■ Task requirements
Make an exact copy of the records, dropping all pictures.
[Start]
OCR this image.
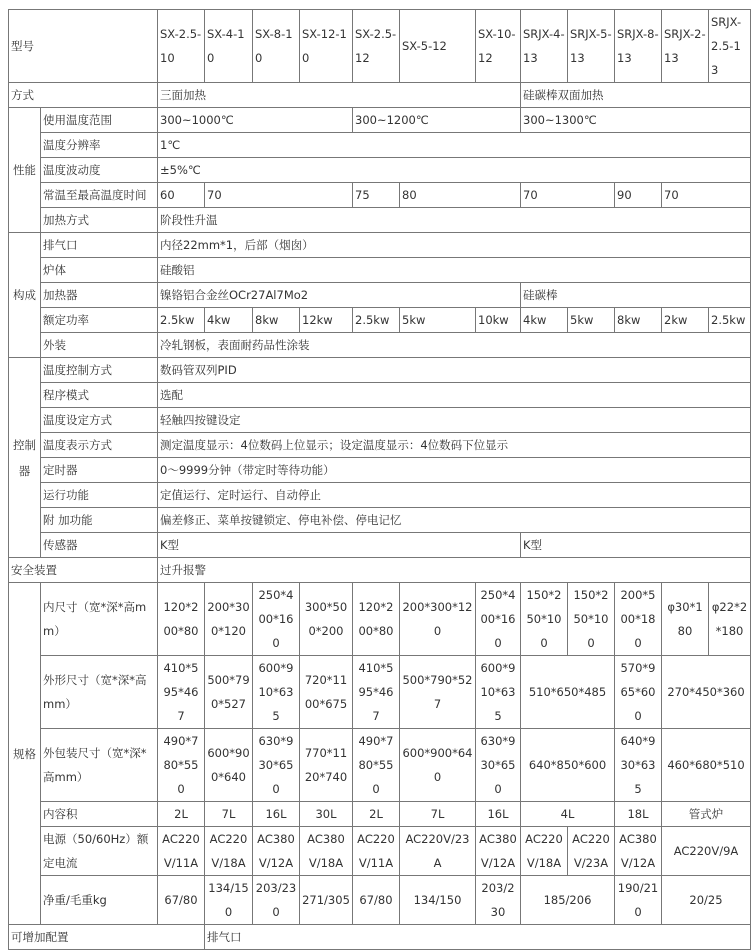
型号		SX-2.5-10	SX-4-10	SX-8-10	SX-12-10	SX-2.5-12	SX-5-12	SX-10-12	SRJX-4-13	SRJX-5-13	SRJX-8-13	SRJX-2-13	SRJX-2.5-13
方式		三面加热							硅碳棒双面加热				
性能	使用温度范围	300~1000℃				300~1200℃			300~1300℃				
	温度分辨率	1℃											
	温度波动度	±5%℃											
	常温至最高温度时间	60	70			75	80		70		90	70	
	加热方式	阶段性升温											
构成	排气口	内径22mm*1，后部（烟囱）											
	炉体	硅酸铝											
	加热器	镍铬铝合金丝OCr27Al7Mo2							硅碳棒				
	额定功率	2.5kw	4kw	8kw	12kw	2.5kw	5kw	10kw	4kw	5kw	8kw	2kw	2.5kw
	外装	冷轧钢板，表面耐药品性涂装											
控制器	温度控制方式	数码管双列PID											
	程序模式	选配											
	温度设定方式	轻触四按键设定											
	温度表示方式	测定温度显示：4位数码上位显示；设定温度显示：4位数码下位显示											
	定时器	0～9999分钟（带定时等待功能）											
	运行功能	定值运行、定时运行、自动停止											
	附 加功能	偏差修正、菜单按键锁定、停电补偿、停电记忆											
	传感器	K型							K型				
安全装置		过升报警											
规格	内尺寸（宽*深*高mm）	120*200*80	200*300*120	250*400*160	300*500*200	120*200*80	200*300*120	250*400*160	150*250*100	150*250*100	200*500*180	φ30*180	φ22*2*180
	外形尺寸（宽*深*高mm）	410*595*467	500*790*527	600*910*635	720*1100*675	410*595*467	500*790*527	600*910*635	510*650*485		570*965*600	270*450*360	
	外包装尺寸（宽*深*高mm）	490*780*550	600*900*640	630*930*650	770*1120*740	490*780*550	600*900*640	630*930*650	640*850*600		640*930*635	460*680*510	
	内容积	2L	7L	16L	30L	2L	7L	16L	4L		18L	管式炉	
	电源（50/60Hz）额定电流	AC220V/11A	AC220V/18A	AC380V/12A	AC380V/18A	AC220V/11A	AC220V/23A	AC380V/12A	AC220V/18A	AC220V/23A	AC380V/12A	AC220V/9A	
	净重/毛重kg	67/80	134/150	203/230	271/305	67/80	134/150	203/230	185/206		190/210	20/25	
可增加配置			排气口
[End]
■ Solution for this task
OCR this image.
型号		SX-2.5-10	SX-4-10	SX-8-10	SX-12-10	SX-2.5-12	SX-5-12	SX-10-12	SRJX-4-13	SRJX-5-13	SRJX-8-13	SRJX-2-13	SRJX-2.5-13
方式		三面加热							硅碳棒双面加热				
性能	使用温度范围	300~1000℃				300~1200℃			300~1300℃				
	温度分辨率	1℃											
	温度波动度	±5%℃											
	常温至最高温度时间	60	70			75	80		70		90	70	
	加热方式	阶段性升温											
构成	排气口	内径22mm*1，后部（烟囱）											
	炉体	硅酸铝											
	加热器	镍铬铝合金丝OCr27Al7Mo2							硅碳棒				
	额定功率	2.5kw	4kw	8kw	12kw	2.5kw	5kw	10kw	4kw	5kw	8kw	2kw	2.5kw
	外装	冷轧钢板，表面耐药品性涂装											
控制器	温度控制方式	数码管双列PID											
	程序模式	选配											
	温度设定方式	轻触四按键设定											
	温度表示方式	测定温度显示：4位数码上位显示；设定温度显示：4位数码下位显示											
	定时器	0～9999分钟（带定时等待功能）											
	运行功能	定值运行、定时运行、自动停止											
	附 加功能	偏差修正、菜单按键锁定、停电补偿、停电记忆											
	传感器	K型							K型				
安全装置		过升报警											
规格	内尺寸（宽*深*高mm）	120*200*80	200*300*120	250*400*160	300*500*200	120*200*80	200*300*120	250*400*160	150*250*100	150*250*100	200*500*180	φ30*180	φ22*2*180
	外形尺寸（宽*深*高mm）	410*595*467	500*790*527	600*910*635	720*1100*675	410*595*467	500*790*527	600*910*635	510*650*485		570*965*600	270*450*360	
	外包装尺寸（宽*深*高mm）	490*780*550	600*900*640	630*930*650	770*1120*740	490*780*550	600*900*640	630*930*650	640*850*600		640*930*635	460*680*510	
	内容积	2L	7L	16L	30L	2L	7L	16L	4L		18L	管式炉	
	电源（50/60Hz）额定电流	AC220V/11A	AC220V/18A	AC380V/12A	AC380V/18A	AC220V/11A	AC220V/23A	AC380V/12A	AC220V/18A	AC220V/23A	AC380V/12A	AC220V/9A	
	净重/毛重kg	67/80	134/150	203/230	271/305	67/80	134/150	203/230	185/206		190/210	20/25	
可增加配置			排气口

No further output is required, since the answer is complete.